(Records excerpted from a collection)
>> Start

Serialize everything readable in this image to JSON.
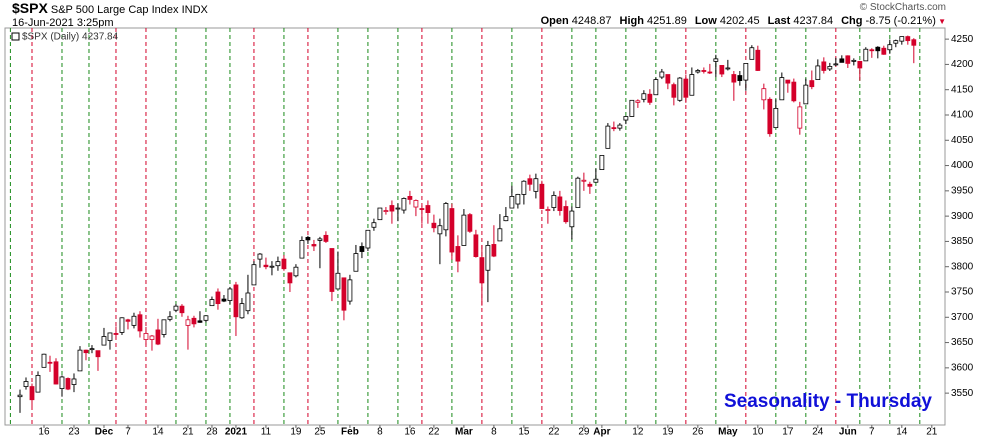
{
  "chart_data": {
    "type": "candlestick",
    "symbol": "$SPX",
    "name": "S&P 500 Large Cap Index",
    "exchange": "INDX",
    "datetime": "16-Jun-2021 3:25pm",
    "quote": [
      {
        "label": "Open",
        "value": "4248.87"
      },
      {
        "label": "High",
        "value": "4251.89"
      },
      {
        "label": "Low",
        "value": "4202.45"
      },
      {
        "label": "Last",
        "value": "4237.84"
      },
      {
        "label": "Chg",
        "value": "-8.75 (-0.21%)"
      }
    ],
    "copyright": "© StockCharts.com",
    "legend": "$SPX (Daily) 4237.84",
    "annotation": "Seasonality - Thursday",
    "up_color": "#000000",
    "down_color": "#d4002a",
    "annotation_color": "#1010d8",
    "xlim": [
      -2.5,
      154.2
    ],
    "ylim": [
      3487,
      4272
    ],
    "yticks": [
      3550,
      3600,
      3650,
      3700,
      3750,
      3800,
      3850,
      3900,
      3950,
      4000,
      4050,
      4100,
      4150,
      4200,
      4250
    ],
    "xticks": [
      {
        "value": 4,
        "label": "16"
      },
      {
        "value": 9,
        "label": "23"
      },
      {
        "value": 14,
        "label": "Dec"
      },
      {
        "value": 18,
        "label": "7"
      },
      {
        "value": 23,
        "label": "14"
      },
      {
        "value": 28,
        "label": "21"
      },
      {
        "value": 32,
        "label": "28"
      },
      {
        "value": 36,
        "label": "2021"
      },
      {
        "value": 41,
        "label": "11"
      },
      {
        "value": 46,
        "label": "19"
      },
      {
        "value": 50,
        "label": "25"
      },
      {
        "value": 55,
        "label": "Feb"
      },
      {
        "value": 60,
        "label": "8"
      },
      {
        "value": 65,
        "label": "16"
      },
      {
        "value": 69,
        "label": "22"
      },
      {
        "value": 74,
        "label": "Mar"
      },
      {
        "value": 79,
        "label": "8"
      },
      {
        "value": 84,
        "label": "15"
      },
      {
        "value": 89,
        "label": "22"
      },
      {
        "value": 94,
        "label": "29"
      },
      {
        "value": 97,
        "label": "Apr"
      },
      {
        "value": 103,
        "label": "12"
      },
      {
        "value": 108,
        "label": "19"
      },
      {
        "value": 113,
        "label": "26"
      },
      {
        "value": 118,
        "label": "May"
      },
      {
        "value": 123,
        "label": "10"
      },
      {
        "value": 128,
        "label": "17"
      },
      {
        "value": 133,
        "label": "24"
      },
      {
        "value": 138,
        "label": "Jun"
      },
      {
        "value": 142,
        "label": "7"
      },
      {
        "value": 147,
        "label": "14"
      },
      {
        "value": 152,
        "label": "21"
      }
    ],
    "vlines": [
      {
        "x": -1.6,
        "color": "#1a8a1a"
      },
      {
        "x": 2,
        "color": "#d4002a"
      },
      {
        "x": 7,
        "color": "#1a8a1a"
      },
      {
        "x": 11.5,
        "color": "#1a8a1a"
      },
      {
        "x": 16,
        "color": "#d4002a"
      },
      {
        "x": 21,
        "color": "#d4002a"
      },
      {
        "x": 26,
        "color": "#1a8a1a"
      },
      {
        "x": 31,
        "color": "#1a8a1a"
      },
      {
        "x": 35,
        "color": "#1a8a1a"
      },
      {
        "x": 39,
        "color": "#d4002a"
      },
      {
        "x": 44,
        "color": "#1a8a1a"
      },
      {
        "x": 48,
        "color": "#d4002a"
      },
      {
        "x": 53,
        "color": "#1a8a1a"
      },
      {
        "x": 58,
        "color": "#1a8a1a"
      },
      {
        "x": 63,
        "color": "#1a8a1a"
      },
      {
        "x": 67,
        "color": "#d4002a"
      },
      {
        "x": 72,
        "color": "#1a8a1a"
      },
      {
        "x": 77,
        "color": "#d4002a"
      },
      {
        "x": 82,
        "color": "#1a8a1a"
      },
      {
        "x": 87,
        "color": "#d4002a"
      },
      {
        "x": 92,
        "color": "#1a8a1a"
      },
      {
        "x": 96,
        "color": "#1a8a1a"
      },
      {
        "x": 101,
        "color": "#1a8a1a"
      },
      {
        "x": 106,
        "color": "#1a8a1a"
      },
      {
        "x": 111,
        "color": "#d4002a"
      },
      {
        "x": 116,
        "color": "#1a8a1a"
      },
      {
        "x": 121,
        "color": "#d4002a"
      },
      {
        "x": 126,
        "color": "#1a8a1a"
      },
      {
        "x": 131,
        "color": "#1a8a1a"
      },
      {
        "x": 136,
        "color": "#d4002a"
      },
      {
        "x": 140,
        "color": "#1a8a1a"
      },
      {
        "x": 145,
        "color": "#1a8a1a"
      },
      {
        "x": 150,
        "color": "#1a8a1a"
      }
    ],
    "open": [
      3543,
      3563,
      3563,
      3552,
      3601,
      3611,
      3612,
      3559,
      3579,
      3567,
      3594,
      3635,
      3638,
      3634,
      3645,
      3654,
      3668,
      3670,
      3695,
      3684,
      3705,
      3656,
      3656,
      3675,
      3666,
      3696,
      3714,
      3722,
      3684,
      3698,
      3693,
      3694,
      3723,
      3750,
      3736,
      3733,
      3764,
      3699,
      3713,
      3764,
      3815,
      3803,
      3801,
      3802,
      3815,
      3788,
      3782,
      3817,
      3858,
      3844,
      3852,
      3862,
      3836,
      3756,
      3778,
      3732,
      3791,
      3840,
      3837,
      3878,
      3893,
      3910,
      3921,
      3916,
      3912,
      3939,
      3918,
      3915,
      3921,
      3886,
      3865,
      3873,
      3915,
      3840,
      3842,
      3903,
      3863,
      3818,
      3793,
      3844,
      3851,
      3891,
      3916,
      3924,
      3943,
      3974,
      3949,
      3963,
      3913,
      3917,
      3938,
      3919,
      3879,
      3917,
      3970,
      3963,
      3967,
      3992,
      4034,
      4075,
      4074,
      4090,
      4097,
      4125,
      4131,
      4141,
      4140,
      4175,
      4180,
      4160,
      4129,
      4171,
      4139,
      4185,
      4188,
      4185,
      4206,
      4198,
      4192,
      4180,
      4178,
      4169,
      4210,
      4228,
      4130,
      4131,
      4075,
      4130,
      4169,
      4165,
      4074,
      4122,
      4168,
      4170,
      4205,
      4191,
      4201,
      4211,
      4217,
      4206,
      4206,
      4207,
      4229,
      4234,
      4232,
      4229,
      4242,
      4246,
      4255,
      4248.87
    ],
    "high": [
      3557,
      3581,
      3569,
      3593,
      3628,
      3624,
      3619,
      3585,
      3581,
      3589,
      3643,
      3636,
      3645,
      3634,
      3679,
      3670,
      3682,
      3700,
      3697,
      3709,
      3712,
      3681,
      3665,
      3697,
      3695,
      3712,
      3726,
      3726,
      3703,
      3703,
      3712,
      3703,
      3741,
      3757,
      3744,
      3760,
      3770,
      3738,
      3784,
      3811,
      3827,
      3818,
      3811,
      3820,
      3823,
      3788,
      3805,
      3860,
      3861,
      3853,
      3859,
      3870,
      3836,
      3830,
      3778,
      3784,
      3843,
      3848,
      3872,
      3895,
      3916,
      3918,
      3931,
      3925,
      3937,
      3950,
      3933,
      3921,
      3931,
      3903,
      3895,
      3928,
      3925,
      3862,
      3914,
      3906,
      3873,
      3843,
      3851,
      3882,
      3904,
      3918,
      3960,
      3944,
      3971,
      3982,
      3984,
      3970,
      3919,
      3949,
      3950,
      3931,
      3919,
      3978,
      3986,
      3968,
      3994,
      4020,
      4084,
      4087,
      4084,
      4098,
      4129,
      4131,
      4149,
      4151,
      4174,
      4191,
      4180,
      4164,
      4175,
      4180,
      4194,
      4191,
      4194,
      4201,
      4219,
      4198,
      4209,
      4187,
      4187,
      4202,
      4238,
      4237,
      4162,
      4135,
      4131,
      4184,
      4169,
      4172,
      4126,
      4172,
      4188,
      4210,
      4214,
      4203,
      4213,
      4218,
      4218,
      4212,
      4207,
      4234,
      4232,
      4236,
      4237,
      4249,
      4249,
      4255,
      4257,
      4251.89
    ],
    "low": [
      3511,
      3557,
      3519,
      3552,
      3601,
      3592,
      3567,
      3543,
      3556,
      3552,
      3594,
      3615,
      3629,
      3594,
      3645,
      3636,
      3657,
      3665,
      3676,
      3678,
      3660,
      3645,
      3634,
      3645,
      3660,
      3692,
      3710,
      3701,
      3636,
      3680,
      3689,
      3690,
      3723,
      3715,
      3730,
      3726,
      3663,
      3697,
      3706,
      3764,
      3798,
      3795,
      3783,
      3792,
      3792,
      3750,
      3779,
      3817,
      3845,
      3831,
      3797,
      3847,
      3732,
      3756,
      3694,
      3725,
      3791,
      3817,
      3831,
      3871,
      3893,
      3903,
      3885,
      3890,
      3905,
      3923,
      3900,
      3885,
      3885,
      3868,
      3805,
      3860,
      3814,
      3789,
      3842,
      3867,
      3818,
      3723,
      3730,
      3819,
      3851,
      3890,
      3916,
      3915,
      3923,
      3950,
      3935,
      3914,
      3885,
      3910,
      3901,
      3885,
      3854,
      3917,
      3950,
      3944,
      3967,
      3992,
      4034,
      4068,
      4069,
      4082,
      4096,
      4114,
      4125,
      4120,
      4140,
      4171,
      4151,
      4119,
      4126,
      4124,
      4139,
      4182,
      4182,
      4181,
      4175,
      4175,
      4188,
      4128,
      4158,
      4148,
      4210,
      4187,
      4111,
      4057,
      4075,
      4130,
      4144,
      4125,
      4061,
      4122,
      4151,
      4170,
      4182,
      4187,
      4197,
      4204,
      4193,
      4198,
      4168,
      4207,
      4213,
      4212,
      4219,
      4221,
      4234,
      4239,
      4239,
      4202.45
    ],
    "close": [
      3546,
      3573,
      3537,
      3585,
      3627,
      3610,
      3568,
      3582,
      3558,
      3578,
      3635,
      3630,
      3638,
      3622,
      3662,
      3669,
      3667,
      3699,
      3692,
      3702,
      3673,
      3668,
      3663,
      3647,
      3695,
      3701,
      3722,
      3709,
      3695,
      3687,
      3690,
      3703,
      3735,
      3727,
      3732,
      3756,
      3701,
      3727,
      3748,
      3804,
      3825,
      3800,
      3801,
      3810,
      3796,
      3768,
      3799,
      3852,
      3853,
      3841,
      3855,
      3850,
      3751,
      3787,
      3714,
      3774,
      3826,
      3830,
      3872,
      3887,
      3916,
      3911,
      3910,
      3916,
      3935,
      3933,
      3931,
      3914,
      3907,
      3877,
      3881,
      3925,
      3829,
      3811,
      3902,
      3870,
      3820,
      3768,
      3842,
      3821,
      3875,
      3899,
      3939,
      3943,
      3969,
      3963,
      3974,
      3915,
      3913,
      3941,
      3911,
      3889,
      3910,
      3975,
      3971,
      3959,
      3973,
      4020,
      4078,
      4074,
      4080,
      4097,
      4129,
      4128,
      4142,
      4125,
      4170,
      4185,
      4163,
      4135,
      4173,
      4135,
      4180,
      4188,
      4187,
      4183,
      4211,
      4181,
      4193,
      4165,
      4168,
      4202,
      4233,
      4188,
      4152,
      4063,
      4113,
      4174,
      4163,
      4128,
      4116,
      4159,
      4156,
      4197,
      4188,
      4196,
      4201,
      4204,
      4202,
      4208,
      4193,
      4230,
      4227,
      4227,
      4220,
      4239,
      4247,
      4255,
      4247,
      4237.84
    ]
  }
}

>> End
>> Start

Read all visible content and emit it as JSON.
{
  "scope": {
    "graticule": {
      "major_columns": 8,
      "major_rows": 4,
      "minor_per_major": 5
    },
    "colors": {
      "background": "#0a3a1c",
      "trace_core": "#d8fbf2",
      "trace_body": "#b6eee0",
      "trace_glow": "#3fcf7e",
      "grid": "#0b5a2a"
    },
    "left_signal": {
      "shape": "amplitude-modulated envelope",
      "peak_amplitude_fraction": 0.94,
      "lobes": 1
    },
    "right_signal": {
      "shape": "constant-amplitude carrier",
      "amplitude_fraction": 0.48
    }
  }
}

>> End
>> Start

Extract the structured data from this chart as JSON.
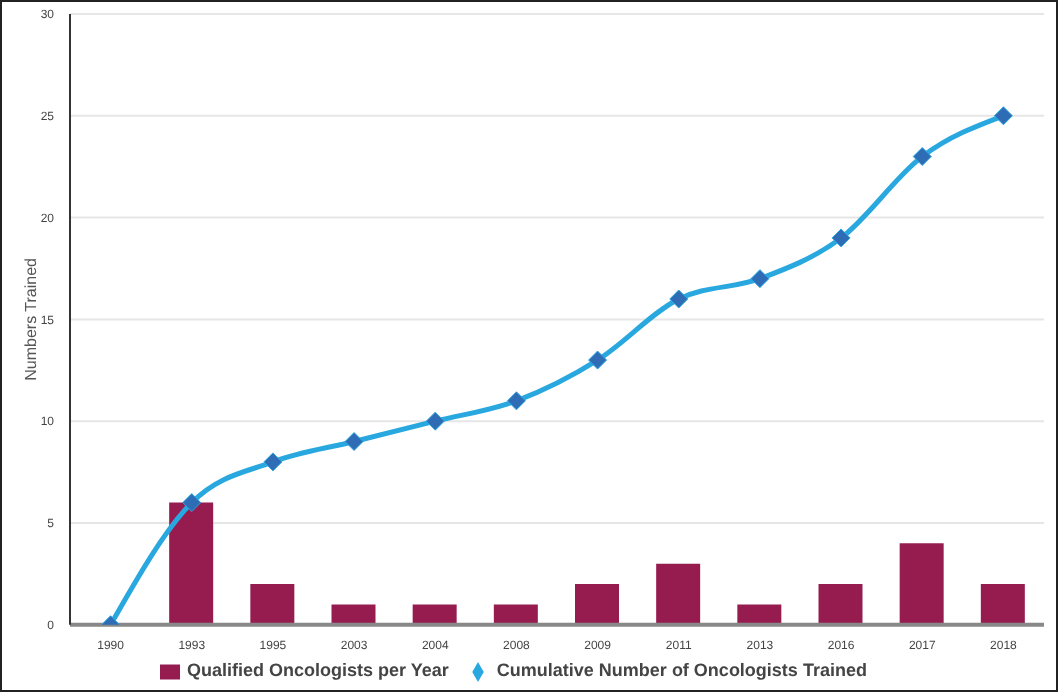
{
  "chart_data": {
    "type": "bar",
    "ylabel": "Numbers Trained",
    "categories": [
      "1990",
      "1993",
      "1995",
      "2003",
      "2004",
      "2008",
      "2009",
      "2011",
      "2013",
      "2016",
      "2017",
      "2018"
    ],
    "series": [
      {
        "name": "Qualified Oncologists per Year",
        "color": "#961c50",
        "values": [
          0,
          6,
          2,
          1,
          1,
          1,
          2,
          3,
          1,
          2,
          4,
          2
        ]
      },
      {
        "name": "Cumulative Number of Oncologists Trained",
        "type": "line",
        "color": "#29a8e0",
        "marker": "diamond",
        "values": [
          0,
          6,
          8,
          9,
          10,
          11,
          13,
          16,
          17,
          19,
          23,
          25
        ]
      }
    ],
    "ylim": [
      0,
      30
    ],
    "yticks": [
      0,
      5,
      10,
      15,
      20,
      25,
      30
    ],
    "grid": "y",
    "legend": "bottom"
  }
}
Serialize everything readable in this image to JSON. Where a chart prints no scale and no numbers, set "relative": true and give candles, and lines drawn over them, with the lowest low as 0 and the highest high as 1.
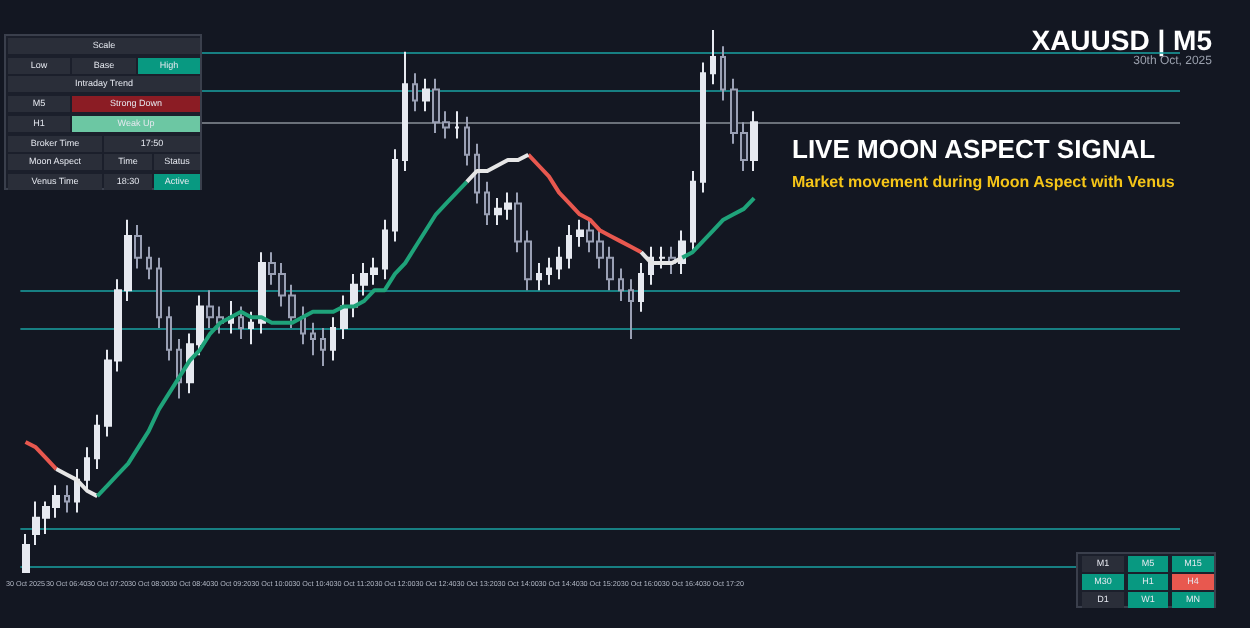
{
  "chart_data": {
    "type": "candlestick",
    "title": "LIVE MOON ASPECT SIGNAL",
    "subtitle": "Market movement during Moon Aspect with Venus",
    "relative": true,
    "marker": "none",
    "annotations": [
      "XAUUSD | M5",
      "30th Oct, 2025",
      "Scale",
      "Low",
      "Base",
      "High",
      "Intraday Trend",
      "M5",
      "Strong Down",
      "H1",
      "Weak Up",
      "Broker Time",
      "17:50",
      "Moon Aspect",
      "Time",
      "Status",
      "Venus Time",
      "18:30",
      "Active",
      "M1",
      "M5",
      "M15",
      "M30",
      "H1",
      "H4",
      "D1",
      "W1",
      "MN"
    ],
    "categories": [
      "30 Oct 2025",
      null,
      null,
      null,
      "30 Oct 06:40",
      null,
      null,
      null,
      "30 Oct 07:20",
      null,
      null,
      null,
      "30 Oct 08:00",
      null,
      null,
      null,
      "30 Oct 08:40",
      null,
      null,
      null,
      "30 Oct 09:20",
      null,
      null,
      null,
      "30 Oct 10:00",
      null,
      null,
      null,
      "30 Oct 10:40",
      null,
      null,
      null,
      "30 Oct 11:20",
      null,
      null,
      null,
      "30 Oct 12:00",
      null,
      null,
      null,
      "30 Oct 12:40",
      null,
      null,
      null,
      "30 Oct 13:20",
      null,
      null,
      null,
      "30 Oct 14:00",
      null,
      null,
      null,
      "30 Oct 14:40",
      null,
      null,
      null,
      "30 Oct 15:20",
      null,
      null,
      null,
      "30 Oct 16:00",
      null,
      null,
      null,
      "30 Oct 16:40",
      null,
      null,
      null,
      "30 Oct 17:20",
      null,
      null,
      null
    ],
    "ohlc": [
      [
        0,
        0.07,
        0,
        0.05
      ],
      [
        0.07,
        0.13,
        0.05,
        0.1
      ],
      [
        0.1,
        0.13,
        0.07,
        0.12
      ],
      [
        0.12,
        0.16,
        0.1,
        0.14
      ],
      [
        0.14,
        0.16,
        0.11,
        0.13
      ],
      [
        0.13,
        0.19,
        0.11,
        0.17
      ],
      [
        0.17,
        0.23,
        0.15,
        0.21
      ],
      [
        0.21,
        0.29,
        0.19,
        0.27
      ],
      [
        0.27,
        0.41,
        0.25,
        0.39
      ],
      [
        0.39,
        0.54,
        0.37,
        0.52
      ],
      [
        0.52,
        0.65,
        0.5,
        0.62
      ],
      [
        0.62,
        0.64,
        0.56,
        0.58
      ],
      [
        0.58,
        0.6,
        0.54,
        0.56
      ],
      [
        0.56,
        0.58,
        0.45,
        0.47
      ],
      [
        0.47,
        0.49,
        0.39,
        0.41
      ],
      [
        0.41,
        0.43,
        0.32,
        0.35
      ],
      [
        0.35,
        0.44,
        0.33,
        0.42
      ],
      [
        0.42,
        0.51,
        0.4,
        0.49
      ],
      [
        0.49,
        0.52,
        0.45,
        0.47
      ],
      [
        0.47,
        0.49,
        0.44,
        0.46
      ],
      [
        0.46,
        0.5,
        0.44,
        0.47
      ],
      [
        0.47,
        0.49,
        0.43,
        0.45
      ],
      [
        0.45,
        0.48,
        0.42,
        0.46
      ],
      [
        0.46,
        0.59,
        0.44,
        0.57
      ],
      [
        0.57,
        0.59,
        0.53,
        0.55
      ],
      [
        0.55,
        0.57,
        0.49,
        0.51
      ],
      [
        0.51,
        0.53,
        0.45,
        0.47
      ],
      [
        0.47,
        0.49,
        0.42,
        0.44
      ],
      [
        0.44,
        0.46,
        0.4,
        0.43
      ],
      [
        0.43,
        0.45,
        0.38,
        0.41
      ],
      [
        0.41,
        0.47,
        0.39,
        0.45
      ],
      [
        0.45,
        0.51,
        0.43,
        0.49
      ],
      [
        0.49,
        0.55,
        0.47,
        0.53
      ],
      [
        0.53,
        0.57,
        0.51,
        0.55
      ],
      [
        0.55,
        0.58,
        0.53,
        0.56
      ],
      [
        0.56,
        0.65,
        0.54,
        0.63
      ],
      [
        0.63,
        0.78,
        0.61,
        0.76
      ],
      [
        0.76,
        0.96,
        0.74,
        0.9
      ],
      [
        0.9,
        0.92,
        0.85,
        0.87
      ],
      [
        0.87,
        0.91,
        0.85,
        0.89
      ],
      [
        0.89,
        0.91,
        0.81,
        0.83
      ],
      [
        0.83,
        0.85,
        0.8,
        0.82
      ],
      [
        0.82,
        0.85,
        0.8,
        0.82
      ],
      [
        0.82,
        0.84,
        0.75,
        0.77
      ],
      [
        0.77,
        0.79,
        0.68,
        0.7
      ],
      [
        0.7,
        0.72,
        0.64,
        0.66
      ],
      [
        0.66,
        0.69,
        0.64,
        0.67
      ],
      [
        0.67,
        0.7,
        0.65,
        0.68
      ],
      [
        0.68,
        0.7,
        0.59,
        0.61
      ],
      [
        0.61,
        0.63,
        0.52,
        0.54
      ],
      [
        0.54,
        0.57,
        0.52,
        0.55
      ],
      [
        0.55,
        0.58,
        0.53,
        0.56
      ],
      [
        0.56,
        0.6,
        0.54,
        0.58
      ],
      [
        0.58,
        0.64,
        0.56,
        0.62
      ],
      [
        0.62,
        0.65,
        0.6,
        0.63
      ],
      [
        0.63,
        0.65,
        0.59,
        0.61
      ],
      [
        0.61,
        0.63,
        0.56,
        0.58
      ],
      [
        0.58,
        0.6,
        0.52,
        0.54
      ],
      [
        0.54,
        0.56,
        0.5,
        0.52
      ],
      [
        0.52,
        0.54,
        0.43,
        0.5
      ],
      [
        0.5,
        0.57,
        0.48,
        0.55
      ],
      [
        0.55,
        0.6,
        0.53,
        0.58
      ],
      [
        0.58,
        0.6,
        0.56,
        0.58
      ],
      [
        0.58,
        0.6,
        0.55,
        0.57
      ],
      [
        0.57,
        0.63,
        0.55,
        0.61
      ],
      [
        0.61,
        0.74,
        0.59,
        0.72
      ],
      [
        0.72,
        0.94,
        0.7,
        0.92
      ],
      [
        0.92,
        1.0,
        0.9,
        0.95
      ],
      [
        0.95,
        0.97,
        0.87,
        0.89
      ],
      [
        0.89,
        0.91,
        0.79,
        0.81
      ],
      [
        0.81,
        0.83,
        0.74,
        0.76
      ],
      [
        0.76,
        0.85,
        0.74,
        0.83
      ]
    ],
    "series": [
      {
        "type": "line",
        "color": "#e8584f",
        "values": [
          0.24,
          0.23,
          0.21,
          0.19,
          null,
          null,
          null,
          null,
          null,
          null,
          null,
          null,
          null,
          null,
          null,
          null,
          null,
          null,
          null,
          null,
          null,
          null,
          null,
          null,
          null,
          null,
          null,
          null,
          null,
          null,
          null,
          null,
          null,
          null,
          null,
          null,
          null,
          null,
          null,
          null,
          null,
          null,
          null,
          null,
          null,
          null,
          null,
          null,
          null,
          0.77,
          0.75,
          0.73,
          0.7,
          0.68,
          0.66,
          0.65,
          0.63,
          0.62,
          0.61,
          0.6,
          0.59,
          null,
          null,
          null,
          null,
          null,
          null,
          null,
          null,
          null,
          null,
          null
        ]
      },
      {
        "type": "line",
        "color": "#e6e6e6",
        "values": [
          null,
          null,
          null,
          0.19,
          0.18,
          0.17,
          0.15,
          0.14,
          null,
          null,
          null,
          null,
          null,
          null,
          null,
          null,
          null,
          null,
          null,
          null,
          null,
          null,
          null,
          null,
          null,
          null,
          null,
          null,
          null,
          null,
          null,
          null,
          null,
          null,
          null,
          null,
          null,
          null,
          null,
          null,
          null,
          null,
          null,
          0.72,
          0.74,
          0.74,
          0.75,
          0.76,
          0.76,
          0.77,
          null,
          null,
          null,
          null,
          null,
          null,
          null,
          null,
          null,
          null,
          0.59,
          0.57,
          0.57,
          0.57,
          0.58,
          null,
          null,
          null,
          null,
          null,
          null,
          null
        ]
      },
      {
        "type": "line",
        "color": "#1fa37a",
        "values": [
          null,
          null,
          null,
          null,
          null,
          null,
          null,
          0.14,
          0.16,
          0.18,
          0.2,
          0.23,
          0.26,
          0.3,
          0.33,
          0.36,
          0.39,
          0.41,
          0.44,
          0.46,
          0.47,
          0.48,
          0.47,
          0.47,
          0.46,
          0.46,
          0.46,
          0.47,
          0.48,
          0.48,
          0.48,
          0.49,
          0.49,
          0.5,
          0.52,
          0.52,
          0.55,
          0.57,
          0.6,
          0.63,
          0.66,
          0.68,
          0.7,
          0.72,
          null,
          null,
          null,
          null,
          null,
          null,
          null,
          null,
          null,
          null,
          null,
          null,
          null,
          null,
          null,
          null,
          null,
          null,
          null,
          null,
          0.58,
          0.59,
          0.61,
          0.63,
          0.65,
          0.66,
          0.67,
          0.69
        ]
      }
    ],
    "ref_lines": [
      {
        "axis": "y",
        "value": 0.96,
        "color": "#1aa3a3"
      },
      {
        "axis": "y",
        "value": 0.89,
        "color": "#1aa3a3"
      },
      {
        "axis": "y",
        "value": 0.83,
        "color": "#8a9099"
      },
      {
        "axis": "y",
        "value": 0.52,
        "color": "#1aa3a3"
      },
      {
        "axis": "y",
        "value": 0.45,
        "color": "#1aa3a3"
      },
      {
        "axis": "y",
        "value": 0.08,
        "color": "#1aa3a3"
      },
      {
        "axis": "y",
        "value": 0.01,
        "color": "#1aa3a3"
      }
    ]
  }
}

>> End

- **TASK DETAILS**: Return every line holding the word "name" from the records.

- **TASK SOLUTION**:
    "name": "S&P 500 Large Cap Index",
        "name": "Qualified Oncologists per Year",
        "name": "Cumulative Number of Oncologists Trained",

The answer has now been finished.